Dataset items
-=-=-=-=-
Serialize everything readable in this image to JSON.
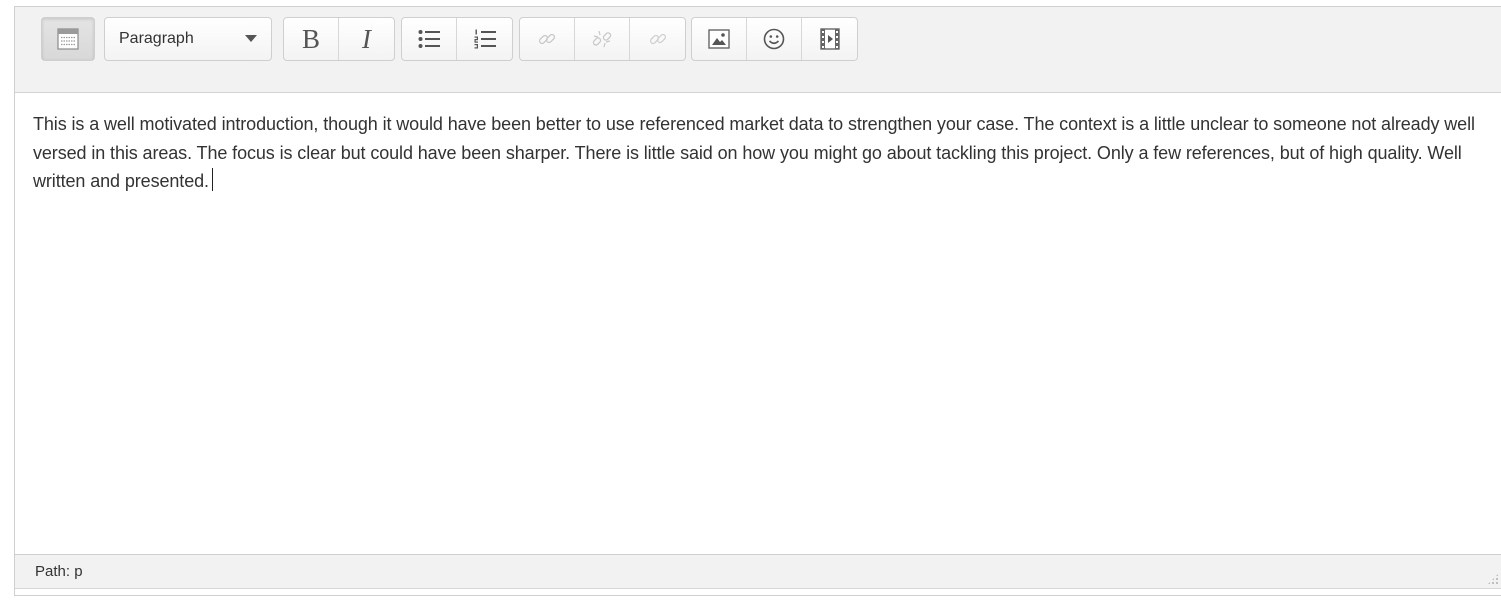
{
  "toolbar": {
    "format_select": {
      "value": "Paragraph"
    },
    "buttons": {
      "bold": "B",
      "italic": "I"
    }
  },
  "content": {
    "text": "This is a well motivated introduction, though it would have been better to use referenced market data to strengthen your case. The context is a little unclear to someone not already well versed in this areas. The focus is clear but could have been sharper. There is little said on how you might go about tackling this project. Only a few references, but of high quality. Well written and presented."
  },
  "statusbar": {
    "path": "Path: p"
  },
  "icons": {
    "toolbar_toggle": "kitchen-sink-icon",
    "dropdown": "chevron-down-icon",
    "bulleted_list": "bullet-list-icon",
    "numbered_list": "numbered-list-icon",
    "link": "link-icon",
    "unlink": "unlink-icon",
    "anchor": "anchor-icon",
    "image": "image-icon",
    "emoticon": "smiley-icon",
    "media": "media-icon"
  }
}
-=-=-=-=-
#### OBJECTIVE
Pictures in the records must not appear in the copy; transcribe everything else precisely.

#### WORKED SOLUTION
Serialize everything readable in this image to JSON.
{
  "toolbar": {
    "format_select": {
      "value": "Paragraph"
    },
    "buttons": {
      "bold": "B",
      "italic": "I"
    }
  },
  "content": {
    "text": "This is a well motivated introduction, though it would have been better to use referenced market data to strengthen your case. The context is a little unclear to someone not already well versed in this areas. The focus is clear but could have been sharper. There is little said on how you might go about tackling this project. Only a few references, but of high quality. Well written and presented."
  },
  "statusbar": {
    "path": "Path: p"
  },
  "icons": {
    "toolbar_toggle": "kitchen-sink-icon",
    "dropdown": "chevron-down-icon",
    "bulleted_list": "bullet-list-icon",
    "numbered_list": "numbered-list-icon",
    "link": "link-icon",
    "unlink": "unlink-icon",
    "anchor": "anchor-icon",
    "image": "image-icon",
    "emoticon": "smiley-icon",
    "media": "media-icon"
  }
}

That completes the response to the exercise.